>> Begin

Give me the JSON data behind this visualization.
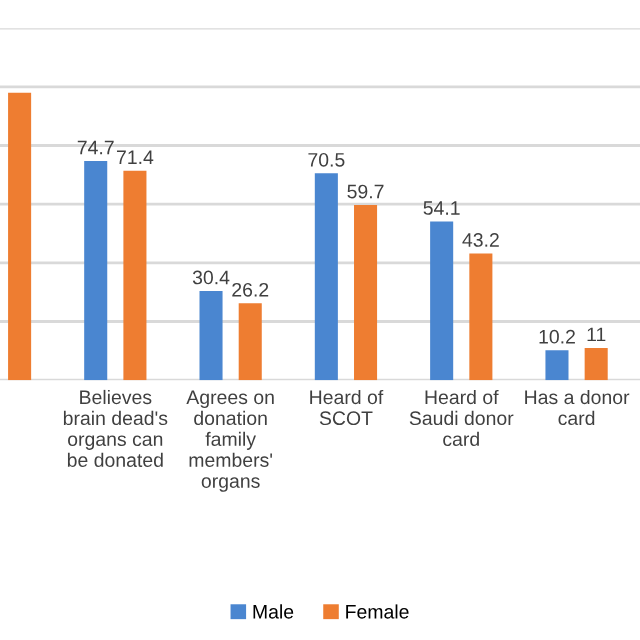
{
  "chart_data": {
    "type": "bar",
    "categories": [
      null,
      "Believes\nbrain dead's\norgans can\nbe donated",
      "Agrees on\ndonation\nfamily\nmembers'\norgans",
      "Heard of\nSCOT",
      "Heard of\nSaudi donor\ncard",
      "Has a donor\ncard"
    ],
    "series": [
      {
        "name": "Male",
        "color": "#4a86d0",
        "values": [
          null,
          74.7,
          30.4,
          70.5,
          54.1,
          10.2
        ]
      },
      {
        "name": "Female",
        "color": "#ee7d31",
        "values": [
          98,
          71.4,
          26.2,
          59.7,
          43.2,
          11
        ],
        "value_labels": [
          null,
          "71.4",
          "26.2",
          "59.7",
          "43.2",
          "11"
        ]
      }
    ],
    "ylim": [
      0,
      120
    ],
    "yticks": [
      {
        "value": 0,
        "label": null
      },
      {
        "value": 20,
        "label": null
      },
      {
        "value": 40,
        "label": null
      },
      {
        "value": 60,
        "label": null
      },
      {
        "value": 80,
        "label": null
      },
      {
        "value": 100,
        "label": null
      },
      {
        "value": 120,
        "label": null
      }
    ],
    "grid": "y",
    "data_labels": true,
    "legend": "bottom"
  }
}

>> End

§ Exercise requirements
Write out the listing above exactly as it stands, pictures excluded.

§ Correct answer
Give me the JSON data behind this visualization.
{
  "chart_data": {
    "type": "bar",
    "categories": [
      null,
      "Believes\nbrain dead's\norgans can\nbe donated",
      "Agrees on\ndonation\nfamily\nmembers'\norgans",
      "Heard of\nSCOT",
      "Heard of\nSaudi donor\ncard",
      "Has a donor\ncard"
    ],
    "series": [
      {
        "name": "Male",
        "color": "#4a86d0",
        "values": [
          null,
          74.7,
          30.4,
          70.5,
          54.1,
          10.2
        ]
      },
      {
        "name": "Female",
        "color": "#ee7d31",
        "values": [
          98,
          71.4,
          26.2,
          59.7,
          43.2,
          11
        ],
        "value_labels": [
          null,
          "71.4",
          "26.2",
          "59.7",
          "43.2",
          "11"
        ]
      }
    ],
    "ylim": [
      0,
      120
    ],
    "yticks": [
      {
        "value": 0,
        "label": null
      },
      {
        "value": 20,
        "label": null
      },
      {
        "value": 40,
        "label": null
      },
      {
        "value": 60,
        "label": null
      },
      {
        "value": 80,
        "label": null
      },
      {
        "value": 100,
        "label": null
      },
      {
        "value": 120,
        "label": null
      }
    ],
    "grid": "y",
    "data_labels": true,
    "legend": "bottom"
  }
}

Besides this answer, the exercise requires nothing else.